> _Records provided_:
+++
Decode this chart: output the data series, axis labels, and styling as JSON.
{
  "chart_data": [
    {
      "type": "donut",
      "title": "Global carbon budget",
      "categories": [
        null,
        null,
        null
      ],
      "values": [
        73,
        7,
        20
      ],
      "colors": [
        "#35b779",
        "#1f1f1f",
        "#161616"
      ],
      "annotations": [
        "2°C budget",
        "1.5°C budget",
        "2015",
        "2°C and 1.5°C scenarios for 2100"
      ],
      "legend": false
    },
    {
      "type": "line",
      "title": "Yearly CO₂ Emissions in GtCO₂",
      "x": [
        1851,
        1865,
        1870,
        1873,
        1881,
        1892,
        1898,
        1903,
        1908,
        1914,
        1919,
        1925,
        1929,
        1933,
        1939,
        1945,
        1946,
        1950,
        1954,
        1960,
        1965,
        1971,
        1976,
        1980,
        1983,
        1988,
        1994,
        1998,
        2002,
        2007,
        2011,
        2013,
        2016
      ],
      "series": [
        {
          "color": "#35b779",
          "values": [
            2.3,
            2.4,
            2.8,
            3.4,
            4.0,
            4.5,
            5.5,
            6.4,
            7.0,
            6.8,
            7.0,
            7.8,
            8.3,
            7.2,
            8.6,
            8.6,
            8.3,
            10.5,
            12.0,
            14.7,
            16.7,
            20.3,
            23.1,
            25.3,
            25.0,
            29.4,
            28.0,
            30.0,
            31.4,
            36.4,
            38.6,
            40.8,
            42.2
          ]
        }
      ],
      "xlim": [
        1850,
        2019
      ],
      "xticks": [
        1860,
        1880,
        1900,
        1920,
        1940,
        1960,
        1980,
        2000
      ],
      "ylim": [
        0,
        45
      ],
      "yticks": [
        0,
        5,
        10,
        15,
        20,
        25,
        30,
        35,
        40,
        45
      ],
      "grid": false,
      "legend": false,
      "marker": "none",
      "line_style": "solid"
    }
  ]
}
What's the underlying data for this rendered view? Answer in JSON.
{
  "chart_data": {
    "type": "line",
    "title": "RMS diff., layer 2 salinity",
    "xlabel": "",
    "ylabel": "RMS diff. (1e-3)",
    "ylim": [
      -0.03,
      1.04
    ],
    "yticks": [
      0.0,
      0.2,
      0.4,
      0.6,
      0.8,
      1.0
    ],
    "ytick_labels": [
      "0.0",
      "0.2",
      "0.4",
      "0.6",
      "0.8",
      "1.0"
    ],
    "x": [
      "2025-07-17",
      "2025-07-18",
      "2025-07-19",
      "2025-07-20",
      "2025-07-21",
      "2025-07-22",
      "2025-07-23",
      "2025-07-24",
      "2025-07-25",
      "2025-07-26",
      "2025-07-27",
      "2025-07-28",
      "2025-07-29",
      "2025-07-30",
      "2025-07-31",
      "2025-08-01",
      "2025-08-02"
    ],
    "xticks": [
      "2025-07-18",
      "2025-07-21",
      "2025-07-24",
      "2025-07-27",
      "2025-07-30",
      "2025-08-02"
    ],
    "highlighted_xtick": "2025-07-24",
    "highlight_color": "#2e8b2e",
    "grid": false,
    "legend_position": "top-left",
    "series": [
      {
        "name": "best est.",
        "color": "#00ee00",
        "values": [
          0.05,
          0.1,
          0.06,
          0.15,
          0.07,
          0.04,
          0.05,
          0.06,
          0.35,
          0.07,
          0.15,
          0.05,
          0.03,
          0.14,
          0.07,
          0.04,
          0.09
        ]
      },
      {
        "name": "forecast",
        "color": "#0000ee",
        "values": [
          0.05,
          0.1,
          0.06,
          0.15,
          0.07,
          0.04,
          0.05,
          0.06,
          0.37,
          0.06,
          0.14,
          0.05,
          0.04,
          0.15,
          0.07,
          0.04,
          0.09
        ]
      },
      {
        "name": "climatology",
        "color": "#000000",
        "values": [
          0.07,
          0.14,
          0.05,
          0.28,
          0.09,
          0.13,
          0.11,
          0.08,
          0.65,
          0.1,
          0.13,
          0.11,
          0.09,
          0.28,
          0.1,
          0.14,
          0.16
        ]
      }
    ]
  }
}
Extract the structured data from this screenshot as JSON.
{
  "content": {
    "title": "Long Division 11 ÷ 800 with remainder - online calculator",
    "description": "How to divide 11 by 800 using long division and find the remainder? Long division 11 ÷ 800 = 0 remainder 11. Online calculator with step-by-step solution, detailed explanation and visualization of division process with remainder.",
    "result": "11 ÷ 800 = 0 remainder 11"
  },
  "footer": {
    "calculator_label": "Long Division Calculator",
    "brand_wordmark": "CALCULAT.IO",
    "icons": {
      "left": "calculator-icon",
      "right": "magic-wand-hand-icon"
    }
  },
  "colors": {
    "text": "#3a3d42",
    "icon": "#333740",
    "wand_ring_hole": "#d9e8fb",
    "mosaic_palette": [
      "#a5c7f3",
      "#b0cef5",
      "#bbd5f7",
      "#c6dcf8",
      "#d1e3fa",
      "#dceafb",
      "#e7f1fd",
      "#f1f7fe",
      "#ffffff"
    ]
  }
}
+++
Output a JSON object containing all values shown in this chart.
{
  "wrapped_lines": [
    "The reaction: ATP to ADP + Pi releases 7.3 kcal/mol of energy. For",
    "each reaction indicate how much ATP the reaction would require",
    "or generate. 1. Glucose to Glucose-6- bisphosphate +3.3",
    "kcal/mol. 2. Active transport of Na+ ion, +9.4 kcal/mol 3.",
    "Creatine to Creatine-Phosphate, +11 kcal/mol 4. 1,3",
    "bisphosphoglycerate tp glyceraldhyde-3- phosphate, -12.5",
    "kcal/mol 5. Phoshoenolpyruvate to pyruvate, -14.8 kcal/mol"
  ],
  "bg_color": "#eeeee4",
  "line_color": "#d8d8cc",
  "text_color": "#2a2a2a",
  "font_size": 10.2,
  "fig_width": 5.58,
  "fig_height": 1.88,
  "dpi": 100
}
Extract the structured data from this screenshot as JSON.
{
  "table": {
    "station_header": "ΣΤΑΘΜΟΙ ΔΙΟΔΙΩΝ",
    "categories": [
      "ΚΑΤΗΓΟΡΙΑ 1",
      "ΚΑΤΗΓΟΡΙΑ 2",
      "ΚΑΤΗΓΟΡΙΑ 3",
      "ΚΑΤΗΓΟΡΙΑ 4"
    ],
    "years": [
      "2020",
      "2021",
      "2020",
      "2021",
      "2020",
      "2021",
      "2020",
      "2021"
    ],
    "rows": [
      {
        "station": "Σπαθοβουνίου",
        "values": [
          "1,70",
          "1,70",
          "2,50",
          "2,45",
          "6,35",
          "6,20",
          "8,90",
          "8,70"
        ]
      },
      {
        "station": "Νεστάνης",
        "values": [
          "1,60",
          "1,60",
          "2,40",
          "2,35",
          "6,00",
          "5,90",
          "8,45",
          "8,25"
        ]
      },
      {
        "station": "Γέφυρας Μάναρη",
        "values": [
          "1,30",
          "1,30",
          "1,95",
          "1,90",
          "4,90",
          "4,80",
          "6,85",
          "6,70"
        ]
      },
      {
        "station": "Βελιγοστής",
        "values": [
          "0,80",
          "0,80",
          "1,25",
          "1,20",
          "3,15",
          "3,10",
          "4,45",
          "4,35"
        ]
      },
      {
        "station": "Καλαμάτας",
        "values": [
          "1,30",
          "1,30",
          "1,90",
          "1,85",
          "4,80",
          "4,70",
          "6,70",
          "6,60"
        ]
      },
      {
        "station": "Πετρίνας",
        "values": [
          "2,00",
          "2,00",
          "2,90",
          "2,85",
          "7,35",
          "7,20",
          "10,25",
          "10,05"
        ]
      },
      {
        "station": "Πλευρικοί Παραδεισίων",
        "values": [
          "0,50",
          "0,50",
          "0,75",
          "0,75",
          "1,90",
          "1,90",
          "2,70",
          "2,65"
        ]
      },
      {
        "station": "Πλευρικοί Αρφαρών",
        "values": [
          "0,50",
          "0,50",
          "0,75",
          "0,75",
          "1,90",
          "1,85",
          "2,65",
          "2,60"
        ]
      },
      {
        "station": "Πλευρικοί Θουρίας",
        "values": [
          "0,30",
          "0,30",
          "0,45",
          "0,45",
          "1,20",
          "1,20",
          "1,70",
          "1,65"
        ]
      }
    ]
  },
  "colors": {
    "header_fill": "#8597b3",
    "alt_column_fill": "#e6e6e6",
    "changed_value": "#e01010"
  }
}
+++
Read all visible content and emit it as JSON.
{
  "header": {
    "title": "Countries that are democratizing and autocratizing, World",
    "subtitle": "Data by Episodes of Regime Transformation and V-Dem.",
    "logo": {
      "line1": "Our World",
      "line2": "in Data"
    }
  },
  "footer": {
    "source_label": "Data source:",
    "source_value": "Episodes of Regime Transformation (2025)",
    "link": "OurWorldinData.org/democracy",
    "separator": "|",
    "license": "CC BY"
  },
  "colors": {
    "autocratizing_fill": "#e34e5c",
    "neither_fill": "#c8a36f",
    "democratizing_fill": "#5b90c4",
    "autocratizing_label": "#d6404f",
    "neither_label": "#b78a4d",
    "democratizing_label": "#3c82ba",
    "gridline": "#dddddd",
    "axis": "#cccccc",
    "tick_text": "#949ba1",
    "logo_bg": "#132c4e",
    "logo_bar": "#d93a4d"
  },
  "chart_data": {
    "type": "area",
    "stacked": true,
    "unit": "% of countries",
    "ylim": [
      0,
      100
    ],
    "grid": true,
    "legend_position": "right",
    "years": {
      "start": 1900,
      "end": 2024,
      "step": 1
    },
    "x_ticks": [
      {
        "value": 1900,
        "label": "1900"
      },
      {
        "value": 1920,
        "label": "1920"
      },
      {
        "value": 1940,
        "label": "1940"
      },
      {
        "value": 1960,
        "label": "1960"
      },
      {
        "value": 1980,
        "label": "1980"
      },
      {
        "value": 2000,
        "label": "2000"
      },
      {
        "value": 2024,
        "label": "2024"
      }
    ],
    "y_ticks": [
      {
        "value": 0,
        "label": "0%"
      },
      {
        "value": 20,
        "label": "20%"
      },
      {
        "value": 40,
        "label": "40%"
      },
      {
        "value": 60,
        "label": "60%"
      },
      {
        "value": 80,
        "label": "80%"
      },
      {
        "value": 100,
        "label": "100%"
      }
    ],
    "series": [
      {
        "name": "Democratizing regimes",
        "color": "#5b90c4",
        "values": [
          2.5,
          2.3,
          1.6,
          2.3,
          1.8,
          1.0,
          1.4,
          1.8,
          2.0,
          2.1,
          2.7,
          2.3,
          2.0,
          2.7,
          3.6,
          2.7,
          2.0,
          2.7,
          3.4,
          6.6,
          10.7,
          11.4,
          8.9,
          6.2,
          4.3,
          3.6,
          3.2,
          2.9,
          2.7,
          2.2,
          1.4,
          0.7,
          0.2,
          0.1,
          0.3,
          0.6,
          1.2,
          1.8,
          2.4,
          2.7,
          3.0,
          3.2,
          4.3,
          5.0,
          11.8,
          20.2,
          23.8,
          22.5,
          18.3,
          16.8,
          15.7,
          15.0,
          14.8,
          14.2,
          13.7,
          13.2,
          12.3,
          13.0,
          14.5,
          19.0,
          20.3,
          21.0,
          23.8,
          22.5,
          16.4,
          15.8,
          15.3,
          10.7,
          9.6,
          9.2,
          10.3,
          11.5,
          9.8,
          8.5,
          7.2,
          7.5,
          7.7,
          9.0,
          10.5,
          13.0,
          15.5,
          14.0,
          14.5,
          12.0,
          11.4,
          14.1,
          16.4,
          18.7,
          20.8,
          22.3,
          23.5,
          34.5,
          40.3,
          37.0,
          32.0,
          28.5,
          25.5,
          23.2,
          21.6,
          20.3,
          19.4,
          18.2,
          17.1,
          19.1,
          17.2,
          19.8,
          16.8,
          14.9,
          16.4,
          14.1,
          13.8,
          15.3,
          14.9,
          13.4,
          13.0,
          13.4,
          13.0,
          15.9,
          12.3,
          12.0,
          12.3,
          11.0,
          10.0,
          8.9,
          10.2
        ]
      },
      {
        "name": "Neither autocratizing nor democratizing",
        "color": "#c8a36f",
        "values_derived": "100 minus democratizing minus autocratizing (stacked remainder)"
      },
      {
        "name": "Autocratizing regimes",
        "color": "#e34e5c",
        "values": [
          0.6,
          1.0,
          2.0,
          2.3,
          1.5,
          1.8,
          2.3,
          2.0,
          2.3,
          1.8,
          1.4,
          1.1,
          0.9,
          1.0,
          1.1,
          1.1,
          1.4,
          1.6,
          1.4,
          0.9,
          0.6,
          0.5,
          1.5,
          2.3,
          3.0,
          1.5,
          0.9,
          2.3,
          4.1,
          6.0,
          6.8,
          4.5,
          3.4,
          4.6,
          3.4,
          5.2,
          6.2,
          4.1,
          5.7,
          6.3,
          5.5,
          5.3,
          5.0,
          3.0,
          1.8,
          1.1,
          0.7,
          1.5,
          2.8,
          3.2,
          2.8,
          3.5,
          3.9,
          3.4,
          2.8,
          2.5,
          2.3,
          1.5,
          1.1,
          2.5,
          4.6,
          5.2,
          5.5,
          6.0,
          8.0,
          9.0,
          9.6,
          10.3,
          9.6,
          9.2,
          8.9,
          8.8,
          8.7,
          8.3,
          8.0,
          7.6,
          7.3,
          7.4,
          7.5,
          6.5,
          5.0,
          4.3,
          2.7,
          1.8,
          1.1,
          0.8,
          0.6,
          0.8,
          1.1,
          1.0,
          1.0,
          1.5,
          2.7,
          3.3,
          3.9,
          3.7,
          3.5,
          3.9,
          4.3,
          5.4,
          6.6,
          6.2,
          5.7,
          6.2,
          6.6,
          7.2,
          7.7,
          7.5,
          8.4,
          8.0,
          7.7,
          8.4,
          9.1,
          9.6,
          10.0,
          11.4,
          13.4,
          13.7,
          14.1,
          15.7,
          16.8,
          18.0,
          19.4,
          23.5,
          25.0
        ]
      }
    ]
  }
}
+++
> _Task requirements_: Examine the records and pull out every line where the string "type" occurs.

> _Final result_:
      "type": "donut",
      "type": "line",
    "type": "line",
    "type": "area",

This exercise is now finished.